Pick out all lines in the listing holding the string "flag" and copy them.

— Start of Data excerpts —

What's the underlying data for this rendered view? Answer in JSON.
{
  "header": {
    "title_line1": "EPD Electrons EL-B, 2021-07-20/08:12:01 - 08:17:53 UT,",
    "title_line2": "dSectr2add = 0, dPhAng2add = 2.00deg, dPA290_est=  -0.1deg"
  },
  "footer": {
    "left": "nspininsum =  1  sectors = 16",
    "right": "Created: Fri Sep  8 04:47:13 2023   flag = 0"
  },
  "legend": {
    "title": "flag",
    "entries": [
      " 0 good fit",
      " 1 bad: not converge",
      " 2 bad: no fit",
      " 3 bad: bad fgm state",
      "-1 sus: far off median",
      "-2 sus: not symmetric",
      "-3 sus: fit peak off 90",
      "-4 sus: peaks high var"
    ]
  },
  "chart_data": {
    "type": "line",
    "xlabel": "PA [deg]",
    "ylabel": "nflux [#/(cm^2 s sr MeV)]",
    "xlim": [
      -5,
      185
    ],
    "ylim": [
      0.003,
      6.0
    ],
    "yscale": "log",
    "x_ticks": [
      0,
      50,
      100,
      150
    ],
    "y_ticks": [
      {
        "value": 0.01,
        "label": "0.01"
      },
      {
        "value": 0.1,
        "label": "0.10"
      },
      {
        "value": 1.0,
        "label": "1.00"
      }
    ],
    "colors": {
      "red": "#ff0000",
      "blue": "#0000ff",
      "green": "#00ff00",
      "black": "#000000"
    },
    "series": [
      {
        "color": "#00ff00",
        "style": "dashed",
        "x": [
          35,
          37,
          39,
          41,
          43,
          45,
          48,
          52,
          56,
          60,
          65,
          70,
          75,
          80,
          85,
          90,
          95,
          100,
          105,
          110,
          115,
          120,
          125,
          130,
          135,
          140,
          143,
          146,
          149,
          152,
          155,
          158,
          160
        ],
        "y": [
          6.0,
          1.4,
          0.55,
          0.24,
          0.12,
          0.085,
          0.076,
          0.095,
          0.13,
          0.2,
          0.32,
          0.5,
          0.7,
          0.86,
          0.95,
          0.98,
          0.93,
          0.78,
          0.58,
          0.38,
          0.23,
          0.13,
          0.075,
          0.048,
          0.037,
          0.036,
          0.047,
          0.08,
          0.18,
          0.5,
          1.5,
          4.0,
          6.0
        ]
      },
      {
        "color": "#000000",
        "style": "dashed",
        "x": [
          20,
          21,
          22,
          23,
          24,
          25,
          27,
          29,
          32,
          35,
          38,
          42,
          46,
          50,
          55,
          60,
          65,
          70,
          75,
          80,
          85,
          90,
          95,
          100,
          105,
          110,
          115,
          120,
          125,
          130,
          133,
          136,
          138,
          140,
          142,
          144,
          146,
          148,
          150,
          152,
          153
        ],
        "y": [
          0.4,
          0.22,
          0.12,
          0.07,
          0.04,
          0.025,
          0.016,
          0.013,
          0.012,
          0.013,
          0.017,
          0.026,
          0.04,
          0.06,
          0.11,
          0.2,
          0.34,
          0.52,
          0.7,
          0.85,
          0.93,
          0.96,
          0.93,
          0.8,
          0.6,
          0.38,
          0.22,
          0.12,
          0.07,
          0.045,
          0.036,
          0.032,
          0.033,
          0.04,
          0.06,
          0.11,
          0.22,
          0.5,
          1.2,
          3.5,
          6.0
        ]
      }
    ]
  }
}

— End of Data excerpts —

*Solution to this task*:
    "right": "Created: Fri Sep  8 04:47:13 2023   flag = 0"
    "title": "flag",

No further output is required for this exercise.